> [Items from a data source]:
────────────────────
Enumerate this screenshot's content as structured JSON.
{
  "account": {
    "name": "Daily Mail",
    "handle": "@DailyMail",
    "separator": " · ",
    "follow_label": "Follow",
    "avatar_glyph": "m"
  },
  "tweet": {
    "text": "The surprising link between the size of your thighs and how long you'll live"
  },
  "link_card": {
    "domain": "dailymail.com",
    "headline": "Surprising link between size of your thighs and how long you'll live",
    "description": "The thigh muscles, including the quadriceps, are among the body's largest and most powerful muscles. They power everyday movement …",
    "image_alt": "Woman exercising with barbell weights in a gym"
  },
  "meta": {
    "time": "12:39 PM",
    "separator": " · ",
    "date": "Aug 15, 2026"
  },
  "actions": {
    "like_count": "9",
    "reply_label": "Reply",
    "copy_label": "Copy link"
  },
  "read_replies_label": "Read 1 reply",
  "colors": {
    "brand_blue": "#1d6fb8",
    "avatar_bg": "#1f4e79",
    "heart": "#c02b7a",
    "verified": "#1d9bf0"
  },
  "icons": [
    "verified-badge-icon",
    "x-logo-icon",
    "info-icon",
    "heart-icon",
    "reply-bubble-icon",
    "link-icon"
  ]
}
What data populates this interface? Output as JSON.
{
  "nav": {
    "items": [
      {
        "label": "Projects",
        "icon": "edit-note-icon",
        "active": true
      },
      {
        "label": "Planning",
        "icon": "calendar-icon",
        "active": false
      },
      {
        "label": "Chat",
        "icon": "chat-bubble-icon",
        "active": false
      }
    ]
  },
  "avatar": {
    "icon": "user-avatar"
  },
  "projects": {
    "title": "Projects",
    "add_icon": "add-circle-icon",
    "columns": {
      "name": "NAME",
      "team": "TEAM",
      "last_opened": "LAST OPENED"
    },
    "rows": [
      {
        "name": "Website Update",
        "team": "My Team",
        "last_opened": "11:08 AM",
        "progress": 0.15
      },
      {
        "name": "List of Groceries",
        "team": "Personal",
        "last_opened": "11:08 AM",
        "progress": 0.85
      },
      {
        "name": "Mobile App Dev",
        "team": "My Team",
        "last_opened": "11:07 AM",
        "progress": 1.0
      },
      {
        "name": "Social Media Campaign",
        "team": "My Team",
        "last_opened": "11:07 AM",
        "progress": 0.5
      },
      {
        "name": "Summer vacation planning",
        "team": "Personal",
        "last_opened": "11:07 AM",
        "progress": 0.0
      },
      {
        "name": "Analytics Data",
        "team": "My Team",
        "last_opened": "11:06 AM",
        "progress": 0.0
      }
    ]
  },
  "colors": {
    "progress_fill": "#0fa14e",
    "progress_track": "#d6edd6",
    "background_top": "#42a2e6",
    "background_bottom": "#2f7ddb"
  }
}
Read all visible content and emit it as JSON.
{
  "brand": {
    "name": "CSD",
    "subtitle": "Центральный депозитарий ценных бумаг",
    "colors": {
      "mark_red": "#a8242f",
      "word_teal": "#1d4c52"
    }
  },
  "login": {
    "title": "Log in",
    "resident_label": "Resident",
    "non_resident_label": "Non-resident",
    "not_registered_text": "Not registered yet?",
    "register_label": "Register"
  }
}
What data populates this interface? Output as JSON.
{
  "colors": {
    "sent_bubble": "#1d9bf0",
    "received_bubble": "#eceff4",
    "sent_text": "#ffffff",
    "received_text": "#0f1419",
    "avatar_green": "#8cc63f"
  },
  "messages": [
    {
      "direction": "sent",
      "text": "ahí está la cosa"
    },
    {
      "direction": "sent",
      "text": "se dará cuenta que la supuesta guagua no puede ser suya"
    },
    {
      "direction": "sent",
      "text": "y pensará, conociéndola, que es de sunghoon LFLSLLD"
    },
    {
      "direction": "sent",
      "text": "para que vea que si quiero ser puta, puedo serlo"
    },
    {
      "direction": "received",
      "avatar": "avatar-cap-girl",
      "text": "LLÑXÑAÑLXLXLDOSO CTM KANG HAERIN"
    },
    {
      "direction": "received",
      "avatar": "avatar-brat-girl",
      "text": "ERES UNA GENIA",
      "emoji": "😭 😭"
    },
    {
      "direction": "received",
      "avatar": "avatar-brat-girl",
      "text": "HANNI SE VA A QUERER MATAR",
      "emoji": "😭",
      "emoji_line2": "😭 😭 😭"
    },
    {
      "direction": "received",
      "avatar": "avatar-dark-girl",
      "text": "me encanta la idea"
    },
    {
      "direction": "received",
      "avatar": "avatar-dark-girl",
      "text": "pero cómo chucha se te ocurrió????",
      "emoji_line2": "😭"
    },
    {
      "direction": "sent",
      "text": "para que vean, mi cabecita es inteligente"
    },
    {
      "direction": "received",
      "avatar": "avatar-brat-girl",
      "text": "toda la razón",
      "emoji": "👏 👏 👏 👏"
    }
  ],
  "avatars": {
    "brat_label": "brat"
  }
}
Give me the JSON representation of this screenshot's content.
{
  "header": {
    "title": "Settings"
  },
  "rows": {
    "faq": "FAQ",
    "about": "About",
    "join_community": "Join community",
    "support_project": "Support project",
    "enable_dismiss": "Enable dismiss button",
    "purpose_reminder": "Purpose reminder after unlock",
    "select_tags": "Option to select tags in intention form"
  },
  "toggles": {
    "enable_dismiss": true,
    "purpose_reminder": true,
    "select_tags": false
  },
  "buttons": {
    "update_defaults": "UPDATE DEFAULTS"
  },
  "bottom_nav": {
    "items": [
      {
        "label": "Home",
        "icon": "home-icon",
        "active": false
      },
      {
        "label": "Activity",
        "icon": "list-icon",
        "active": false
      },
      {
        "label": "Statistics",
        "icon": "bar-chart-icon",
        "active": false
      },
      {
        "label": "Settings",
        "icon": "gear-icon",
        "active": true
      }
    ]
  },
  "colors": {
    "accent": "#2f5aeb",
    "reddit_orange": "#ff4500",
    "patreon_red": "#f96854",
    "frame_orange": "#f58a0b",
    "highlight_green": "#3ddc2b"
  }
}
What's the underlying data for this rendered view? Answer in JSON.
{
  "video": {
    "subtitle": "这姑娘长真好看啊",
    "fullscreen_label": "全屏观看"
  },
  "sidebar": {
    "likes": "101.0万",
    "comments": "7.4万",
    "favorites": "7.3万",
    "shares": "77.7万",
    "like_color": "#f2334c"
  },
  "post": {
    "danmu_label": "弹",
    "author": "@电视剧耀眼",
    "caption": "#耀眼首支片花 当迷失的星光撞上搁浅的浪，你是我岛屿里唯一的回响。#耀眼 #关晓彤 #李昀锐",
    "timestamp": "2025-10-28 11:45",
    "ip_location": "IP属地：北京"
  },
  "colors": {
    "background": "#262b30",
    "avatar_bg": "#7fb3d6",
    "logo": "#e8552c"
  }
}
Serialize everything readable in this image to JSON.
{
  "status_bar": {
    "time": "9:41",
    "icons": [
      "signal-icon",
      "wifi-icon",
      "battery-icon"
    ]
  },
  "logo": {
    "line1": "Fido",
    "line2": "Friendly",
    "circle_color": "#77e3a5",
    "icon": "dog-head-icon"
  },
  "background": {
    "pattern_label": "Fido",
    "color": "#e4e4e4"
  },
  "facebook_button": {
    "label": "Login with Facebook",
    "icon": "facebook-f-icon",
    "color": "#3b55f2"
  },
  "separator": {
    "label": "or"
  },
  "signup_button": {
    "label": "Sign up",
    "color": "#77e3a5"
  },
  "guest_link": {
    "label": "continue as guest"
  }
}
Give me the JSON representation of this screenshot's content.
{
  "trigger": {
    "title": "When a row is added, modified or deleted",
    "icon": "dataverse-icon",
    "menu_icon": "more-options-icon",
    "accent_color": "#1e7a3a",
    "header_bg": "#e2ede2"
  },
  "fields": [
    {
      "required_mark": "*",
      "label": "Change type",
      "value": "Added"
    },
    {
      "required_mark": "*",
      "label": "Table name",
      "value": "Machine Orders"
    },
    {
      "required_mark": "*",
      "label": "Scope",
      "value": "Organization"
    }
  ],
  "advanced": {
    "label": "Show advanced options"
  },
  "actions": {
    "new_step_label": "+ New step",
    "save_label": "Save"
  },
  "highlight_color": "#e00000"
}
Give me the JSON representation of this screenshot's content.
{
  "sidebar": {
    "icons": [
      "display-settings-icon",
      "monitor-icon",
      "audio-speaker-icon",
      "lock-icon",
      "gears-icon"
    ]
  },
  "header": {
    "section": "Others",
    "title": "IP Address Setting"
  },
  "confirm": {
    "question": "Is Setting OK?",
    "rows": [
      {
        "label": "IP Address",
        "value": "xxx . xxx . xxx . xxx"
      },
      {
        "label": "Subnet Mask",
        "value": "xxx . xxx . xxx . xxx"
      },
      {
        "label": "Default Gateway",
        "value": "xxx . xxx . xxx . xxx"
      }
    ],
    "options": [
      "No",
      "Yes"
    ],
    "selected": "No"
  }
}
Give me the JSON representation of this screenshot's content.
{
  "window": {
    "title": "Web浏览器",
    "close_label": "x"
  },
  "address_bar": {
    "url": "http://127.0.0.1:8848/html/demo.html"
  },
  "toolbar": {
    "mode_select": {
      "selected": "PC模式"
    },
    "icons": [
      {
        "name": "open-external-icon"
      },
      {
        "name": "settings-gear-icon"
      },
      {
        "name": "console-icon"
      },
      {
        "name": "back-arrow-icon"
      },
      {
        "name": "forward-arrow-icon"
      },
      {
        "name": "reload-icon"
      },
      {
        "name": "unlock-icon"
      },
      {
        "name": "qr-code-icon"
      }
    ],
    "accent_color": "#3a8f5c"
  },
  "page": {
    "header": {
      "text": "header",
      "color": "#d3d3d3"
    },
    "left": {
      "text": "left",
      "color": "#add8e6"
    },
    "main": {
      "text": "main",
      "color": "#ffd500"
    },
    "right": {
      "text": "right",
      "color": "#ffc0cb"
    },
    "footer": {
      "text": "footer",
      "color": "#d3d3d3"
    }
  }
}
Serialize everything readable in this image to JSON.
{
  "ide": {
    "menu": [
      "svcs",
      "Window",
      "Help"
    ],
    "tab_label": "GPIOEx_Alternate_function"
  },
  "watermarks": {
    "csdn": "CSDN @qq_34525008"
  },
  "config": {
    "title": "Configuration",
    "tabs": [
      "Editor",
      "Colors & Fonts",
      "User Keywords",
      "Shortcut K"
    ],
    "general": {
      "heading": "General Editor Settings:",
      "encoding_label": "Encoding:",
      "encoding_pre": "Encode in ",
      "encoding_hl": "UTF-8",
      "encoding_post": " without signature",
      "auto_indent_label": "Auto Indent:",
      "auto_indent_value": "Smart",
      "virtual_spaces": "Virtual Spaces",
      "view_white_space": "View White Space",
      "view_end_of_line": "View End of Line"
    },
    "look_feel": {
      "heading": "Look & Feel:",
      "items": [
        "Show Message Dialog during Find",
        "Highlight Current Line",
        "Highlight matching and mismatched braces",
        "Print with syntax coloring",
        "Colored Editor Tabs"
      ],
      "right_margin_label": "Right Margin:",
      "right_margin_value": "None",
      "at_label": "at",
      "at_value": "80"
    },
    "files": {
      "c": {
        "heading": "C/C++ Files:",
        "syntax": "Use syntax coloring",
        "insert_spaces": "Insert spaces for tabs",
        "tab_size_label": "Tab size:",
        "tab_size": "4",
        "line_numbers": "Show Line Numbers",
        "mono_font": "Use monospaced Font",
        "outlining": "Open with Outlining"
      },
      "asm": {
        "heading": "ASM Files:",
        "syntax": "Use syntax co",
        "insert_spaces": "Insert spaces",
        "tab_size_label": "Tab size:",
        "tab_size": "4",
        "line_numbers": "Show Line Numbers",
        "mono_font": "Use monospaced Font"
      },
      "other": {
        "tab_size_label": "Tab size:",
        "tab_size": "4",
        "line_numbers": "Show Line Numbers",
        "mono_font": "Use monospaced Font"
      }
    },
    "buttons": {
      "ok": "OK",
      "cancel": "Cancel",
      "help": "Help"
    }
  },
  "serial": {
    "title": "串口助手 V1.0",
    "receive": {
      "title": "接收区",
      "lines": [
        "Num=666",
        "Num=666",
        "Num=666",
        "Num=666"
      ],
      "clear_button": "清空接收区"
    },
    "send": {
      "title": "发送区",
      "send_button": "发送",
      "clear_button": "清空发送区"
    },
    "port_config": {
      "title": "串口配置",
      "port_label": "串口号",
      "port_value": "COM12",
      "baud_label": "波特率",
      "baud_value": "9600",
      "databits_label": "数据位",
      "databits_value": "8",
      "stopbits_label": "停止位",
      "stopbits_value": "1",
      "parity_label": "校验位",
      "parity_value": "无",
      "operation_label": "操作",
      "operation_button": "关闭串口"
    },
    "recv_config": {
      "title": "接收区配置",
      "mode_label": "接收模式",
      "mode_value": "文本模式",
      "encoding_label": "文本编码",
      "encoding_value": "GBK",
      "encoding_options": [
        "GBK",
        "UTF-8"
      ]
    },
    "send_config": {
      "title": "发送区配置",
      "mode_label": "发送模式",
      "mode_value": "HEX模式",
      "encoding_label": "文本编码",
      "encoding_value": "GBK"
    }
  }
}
────────────────────
> [What you need to do]: Above are some records. Count the lines among them with the word "Editor", and answer with the number only.

> [Answer to this exercise]: 3